╔══

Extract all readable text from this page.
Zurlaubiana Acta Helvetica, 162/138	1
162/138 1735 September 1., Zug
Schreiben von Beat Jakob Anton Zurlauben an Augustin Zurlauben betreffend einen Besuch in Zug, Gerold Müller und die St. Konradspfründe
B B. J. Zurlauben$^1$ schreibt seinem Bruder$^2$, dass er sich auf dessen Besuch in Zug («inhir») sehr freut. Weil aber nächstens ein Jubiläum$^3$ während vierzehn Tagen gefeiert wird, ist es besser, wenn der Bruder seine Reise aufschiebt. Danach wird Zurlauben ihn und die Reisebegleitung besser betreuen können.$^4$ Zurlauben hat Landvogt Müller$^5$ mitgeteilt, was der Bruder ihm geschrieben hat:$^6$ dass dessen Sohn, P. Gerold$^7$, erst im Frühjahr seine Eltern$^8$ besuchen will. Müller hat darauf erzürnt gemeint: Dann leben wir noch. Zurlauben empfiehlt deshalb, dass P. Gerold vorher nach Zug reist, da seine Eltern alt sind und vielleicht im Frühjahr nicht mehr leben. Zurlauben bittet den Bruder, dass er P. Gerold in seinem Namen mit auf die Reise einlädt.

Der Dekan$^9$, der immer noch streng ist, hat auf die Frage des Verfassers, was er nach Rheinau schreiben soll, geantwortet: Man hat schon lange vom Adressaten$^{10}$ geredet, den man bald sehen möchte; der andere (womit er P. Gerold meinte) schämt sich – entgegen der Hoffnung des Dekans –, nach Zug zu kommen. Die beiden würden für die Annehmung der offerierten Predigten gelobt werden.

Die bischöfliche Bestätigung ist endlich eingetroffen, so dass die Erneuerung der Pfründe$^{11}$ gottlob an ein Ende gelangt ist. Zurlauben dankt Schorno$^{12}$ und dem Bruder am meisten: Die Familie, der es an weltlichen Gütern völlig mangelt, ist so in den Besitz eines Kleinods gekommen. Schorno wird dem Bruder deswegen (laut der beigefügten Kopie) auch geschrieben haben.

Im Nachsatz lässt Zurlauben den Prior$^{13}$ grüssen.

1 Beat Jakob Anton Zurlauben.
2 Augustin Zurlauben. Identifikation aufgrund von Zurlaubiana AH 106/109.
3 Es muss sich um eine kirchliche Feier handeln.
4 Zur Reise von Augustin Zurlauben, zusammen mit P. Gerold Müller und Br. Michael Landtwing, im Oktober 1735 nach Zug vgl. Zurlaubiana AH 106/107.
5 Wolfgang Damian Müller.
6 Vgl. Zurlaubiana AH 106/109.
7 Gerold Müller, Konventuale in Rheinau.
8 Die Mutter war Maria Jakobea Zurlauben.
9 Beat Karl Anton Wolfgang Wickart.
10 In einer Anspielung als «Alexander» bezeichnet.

╚══

▶ Work to do
Scan the material above. Copy each line where "Zurlauben" occurs.

▶ In response
Schreiben von Beat Jakob Anton Zurlauben an Augustin Zurlauben betreffend einen Besuch in Zug, Gerold Müller und die St. Konradspfründe
B B. J. Zurlauben$^1$ schreibt seinem Bruder$^2$, dass er sich auf dessen Besuch in Zug («inhir») sehr freut. Weil aber nächstens ein Jubiläum$^3$ während vierzehn Tagen gefeiert wird, ist es besser, wenn der Bruder seine Reise aufschiebt. Danach wird Zurlauben ihn und die Reisebegleitung besser betreuen können.$^4$ Zurlauben hat Landvogt Müller$^5$ mitgeteilt, was der Bruder ihm geschrieben hat:$^6$ dass dessen Sohn, P. Gerold$^7$, erst im Frühjahr seine Eltern$^8$ besuchen will. Müller hat darauf erzürnt gemeint: Dann leben wir noch. Zurlauben empfiehlt deshalb, dass P. Gerold vorher nach Zug reist, da seine Eltern alt sind und vielleicht im Frühjahr nicht mehr leben. Zurlauben bittet den Bruder, dass er P. Gerold in seinem Namen mit auf die Reise einlädt.
Die bischöfliche Bestätigung ist endlich eingetroffen, so dass die Erneuerung der Pfründe$^{11}$ gottlob an ein Ende gelangt ist. Zurlauben dankt Schorno$^{12}$ und dem Bruder am meisten: Die Familie, der es an weltlichen Gütern völlig mangelt, ist so in den Besitz eines Kleinods gekommen. Schorno wird dem Bruder deswegen (laut der beigefügten Kopie) auch geschrieben haben.
Im Nachsatz lässt Zurlauben den Prior$^{13}$ grüssen.
1 Beat Jakob Anton Zurlauben.
2 Augustin Zurlauben. Identifikation aufgrund von Zurlaubiana AH 106/109.
4 Zur Reise von Augustin Zurlauben, zusammen mit P. Gerold Müller und Br. Michael Landtwing, im Oktober 1735 nach Zug vgl. Zurlaubiana AH 106/107.
8 Die Mutter war Maria Jakobea Zurlauben.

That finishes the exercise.